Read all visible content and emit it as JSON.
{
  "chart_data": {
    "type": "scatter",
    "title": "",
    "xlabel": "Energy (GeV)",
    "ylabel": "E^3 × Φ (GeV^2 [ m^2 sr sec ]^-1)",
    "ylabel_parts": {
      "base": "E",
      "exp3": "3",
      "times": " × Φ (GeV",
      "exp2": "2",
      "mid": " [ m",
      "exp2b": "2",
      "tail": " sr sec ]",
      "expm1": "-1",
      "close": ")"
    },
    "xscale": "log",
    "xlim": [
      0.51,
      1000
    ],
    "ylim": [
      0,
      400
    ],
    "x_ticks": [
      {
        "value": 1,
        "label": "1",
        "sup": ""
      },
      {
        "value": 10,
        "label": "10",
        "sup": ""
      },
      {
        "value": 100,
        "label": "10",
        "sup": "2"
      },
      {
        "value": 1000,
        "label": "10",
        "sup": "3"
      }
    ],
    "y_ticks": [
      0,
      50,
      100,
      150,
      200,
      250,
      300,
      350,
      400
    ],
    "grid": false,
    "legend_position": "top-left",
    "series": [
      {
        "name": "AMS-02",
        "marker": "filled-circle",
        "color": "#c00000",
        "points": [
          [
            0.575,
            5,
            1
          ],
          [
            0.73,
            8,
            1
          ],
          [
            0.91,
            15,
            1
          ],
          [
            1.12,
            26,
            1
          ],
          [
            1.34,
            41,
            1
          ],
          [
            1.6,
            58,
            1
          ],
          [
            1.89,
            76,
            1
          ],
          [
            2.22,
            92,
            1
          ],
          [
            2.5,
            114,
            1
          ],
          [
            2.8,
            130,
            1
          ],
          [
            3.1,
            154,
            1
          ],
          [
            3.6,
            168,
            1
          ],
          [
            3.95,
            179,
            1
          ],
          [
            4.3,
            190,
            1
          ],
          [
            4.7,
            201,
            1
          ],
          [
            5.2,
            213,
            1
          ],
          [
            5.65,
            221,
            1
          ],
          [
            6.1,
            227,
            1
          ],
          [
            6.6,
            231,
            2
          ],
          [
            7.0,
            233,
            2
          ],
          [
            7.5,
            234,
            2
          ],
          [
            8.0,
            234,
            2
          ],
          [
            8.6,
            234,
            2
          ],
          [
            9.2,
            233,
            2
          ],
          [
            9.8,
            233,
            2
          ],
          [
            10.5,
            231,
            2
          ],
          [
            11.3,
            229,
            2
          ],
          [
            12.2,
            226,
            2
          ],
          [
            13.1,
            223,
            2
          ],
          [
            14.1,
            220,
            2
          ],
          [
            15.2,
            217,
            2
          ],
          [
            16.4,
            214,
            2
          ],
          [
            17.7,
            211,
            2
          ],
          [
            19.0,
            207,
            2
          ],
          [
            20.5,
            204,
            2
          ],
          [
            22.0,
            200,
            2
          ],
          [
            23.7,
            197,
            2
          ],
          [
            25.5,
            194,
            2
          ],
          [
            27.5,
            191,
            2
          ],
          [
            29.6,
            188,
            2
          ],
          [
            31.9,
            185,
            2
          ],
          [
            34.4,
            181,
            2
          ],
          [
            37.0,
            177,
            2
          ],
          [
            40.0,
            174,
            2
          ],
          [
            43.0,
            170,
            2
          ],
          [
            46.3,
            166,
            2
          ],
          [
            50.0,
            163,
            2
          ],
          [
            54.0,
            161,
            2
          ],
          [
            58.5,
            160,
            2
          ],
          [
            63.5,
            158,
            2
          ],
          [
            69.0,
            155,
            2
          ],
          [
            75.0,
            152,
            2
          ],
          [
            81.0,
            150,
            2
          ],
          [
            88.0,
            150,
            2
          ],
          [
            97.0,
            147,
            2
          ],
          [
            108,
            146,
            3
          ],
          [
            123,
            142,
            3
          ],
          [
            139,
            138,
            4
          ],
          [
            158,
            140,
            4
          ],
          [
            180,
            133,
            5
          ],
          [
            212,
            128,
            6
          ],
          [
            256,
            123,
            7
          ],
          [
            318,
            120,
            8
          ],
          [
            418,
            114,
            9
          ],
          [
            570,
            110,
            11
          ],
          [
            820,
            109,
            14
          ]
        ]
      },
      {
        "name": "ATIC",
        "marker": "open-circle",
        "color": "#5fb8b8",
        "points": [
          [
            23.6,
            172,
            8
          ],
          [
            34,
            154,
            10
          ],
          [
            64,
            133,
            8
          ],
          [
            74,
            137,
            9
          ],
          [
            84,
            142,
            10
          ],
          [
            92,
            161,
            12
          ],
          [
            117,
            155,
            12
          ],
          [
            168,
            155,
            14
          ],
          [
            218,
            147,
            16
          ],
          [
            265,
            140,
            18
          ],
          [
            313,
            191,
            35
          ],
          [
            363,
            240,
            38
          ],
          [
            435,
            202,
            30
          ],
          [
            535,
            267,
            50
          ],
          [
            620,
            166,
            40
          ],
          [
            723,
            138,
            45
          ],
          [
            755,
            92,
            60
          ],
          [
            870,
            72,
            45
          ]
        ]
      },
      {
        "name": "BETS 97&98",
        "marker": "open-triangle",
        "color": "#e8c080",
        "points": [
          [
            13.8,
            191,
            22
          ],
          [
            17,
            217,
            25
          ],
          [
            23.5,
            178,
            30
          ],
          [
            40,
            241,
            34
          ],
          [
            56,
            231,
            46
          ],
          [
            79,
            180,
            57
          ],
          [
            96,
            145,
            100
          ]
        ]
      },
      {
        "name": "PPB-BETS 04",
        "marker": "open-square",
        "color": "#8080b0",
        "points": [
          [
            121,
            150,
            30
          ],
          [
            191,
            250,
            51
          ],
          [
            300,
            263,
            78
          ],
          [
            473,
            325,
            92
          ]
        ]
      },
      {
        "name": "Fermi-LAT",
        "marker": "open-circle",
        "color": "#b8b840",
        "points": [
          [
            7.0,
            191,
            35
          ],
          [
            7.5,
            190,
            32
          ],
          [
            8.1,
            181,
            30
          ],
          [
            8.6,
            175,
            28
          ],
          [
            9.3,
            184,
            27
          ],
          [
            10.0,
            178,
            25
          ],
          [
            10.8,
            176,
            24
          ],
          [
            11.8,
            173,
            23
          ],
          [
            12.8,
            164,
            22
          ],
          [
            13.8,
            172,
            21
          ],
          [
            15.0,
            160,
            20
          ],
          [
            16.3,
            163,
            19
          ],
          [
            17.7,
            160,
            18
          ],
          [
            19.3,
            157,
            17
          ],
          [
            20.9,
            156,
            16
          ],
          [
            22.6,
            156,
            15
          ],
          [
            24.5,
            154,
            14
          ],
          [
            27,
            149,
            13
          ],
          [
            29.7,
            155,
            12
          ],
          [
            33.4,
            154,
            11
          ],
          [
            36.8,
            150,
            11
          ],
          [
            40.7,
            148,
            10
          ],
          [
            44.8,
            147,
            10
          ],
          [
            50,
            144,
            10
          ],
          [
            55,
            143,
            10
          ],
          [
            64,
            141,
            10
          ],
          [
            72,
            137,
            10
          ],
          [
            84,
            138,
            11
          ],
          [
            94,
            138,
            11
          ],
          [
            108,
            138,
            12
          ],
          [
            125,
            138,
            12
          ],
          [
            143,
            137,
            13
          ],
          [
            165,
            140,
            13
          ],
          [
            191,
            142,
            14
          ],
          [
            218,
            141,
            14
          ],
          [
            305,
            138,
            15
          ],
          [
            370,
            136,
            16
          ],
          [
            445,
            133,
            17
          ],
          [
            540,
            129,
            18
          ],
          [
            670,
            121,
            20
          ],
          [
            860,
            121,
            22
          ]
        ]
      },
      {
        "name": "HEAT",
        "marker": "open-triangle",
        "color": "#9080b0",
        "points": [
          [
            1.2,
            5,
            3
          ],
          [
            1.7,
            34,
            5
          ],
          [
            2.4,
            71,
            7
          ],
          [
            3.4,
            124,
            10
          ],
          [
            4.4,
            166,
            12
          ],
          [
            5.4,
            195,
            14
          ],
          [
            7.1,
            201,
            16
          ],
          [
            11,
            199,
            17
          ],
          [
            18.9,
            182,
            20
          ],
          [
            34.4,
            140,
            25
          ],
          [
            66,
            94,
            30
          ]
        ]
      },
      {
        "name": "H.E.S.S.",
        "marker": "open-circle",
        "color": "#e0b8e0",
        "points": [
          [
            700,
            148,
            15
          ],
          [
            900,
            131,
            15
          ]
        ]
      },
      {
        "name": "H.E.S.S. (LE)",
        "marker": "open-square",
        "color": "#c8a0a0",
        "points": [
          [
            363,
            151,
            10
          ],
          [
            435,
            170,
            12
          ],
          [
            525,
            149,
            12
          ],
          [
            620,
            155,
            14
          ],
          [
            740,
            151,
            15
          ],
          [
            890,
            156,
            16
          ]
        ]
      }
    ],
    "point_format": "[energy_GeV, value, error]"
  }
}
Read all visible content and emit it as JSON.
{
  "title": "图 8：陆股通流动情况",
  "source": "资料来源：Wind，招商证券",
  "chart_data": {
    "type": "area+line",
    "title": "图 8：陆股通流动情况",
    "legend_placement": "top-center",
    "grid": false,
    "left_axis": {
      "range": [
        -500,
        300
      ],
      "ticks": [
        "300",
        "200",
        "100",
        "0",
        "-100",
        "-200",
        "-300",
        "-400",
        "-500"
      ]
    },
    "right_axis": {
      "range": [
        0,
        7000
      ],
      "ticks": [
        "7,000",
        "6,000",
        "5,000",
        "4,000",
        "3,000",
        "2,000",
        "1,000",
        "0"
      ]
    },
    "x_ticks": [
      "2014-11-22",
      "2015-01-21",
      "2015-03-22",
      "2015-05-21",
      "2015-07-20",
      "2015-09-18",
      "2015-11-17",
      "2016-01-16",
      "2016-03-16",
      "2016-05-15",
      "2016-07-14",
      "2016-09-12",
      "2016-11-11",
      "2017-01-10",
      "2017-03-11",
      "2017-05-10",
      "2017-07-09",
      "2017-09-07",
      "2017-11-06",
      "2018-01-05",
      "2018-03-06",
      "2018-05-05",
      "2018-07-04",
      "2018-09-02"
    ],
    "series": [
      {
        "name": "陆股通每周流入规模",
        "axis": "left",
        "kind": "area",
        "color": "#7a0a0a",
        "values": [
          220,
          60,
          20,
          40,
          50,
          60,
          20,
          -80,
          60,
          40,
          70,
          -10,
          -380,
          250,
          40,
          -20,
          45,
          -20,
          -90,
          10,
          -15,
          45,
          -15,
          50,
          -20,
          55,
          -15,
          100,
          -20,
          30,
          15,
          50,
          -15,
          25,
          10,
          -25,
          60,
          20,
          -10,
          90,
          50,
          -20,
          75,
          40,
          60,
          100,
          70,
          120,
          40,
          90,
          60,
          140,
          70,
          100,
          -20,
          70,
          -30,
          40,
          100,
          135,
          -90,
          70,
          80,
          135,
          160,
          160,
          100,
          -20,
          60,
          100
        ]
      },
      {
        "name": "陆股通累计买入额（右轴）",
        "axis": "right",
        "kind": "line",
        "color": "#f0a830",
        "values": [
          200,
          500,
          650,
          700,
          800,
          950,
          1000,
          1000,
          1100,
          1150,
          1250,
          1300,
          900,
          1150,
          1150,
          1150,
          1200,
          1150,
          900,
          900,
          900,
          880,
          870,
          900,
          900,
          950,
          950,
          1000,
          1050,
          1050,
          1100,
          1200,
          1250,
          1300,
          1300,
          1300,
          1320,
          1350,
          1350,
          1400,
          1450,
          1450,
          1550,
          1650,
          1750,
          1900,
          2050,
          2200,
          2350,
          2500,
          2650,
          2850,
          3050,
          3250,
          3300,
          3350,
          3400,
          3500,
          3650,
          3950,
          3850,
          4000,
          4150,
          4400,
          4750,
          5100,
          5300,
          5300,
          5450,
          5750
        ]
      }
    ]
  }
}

_ _ _ _ _

Task to complete: Collect the lines of the data that carry the word "color".

The solution:
        "color": "#c00000",
        "color": "#5fb8b8",
        "color": "#e8c080",
        "color": "#8080b0",
        "color": "#b8b840",
        "color": "#9080b0",
        "color": "#e0b8e0",
        "color": "#c8a0a0",
        "color": "#7a0a0a",
        "color": "#f0a830",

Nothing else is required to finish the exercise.